start

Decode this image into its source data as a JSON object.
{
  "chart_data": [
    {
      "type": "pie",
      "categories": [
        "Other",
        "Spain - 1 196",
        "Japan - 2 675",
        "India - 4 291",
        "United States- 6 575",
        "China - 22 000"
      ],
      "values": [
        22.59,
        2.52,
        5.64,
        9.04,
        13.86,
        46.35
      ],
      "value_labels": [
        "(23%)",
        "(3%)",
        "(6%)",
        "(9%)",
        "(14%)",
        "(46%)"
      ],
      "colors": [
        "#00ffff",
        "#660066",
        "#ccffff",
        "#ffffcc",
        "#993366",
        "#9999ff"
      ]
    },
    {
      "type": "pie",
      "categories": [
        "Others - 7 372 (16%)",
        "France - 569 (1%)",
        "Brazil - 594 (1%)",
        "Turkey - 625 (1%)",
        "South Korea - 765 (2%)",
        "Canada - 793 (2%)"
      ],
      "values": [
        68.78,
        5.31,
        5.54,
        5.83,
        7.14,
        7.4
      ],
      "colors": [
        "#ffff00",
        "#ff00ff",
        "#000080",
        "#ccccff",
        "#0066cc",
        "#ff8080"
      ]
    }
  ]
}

end
start

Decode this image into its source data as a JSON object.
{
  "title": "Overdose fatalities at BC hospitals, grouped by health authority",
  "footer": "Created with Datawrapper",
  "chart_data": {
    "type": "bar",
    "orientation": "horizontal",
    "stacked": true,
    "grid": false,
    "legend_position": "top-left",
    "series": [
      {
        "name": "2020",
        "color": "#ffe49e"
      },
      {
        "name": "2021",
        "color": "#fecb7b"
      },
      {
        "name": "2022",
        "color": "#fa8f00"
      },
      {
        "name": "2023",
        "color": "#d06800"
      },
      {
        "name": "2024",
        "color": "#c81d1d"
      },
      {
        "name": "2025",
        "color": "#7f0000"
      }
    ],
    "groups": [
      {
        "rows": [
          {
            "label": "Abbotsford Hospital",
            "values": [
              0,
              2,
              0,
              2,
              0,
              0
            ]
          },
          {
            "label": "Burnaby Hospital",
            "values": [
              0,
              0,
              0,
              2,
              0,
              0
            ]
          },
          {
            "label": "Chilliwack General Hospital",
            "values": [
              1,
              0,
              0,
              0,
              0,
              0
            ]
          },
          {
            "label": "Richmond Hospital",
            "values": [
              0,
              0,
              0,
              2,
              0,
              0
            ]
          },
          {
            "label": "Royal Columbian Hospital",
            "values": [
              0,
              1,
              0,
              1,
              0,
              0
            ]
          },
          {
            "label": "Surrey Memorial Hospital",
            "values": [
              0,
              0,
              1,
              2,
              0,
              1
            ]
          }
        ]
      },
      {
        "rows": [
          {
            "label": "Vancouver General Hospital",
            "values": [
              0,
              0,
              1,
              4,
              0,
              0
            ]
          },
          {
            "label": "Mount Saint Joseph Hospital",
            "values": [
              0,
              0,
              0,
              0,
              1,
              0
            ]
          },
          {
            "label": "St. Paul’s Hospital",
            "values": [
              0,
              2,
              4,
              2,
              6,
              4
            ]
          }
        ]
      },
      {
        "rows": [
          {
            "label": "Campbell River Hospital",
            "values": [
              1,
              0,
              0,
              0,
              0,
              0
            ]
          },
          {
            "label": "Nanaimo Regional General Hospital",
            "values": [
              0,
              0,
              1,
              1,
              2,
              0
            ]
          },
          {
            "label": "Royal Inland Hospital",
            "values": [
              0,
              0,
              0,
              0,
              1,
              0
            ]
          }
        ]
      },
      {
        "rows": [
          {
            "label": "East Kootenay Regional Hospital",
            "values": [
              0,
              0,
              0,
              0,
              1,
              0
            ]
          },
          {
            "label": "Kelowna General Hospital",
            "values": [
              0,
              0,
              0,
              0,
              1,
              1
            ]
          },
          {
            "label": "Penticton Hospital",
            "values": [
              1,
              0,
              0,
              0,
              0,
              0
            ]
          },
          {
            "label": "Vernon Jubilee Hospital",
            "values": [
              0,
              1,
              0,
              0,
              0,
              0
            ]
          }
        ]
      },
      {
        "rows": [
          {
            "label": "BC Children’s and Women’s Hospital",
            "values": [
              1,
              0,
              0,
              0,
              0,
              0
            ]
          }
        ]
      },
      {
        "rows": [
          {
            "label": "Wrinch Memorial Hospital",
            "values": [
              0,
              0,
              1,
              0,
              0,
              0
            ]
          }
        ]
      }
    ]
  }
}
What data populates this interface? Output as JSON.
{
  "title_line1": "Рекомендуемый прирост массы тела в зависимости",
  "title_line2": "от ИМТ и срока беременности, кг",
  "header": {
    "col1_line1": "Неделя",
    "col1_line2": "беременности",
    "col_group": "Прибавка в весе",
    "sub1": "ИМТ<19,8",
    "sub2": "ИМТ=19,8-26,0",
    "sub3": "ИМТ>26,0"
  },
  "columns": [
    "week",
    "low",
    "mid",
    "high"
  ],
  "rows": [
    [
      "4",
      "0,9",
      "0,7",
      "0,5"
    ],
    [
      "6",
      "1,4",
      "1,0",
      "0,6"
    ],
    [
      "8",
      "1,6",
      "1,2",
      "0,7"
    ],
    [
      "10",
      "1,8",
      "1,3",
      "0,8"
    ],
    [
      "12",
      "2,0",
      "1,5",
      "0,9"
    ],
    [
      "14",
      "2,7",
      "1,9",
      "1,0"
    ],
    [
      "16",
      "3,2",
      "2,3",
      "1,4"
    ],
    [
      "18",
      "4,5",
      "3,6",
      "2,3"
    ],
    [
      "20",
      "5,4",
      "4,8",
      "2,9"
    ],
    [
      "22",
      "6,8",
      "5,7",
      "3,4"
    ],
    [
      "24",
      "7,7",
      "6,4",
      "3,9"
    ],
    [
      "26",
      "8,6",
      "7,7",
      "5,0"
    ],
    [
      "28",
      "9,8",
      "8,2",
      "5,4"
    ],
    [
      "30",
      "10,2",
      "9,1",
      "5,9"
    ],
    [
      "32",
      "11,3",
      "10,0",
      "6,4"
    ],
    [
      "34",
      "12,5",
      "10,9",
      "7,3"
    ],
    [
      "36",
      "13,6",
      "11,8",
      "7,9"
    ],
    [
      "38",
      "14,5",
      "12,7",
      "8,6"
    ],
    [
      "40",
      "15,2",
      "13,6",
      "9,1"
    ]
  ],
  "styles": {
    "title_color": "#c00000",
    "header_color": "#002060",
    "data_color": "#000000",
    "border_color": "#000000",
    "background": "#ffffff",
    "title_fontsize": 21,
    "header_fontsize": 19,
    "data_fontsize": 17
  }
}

end

THE TASK: In the records above, find each line holding "Regional" and copy it.

SOLVED EXERCISE:
            "label": "Nanaimo Regional General Hospital",
            "label": "East Kootenay Regional Hospital",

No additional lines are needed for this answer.